In the following material, identify every line holding the string "text" and return it.

Records for processing
/---

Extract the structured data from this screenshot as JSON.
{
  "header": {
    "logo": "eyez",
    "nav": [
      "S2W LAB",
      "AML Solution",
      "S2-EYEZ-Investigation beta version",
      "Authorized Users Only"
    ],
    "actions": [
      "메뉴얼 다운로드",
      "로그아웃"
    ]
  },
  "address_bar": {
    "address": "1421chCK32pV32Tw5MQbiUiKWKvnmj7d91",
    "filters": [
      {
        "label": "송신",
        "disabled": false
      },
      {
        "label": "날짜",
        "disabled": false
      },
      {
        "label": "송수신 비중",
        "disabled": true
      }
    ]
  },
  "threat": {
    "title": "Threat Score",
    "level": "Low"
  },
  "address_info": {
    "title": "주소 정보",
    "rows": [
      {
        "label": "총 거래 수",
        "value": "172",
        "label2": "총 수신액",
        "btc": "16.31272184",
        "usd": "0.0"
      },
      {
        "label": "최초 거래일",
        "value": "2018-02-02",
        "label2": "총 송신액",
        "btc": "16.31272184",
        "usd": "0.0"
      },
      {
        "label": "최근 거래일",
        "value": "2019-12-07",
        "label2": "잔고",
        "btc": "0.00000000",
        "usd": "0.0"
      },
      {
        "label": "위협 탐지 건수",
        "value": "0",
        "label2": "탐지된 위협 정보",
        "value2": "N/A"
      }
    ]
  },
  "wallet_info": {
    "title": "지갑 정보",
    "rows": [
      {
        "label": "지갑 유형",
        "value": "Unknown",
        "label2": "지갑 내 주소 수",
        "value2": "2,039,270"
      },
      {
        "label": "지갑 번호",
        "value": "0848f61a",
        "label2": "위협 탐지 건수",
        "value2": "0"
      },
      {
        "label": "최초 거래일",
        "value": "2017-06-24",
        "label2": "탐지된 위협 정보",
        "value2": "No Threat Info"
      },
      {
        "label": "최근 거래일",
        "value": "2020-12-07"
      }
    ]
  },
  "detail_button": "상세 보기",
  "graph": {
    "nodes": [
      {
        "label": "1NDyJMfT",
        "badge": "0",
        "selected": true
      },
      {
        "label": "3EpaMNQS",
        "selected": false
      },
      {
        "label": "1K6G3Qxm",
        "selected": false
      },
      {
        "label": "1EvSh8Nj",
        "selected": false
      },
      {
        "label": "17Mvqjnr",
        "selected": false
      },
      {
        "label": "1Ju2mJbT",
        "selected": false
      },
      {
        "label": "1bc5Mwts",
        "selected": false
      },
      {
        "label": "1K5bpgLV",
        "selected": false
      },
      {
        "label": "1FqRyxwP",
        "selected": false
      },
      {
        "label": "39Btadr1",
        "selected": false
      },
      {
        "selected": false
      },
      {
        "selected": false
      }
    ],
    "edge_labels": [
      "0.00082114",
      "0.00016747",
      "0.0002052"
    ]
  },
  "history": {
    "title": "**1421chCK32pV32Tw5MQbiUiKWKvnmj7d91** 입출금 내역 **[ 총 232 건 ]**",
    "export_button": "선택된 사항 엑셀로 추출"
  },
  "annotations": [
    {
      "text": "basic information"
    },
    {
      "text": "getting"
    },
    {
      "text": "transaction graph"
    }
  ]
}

\---

Final answer
      "text": "basic information"
      "text": "getting"
      "text": "transaction graph"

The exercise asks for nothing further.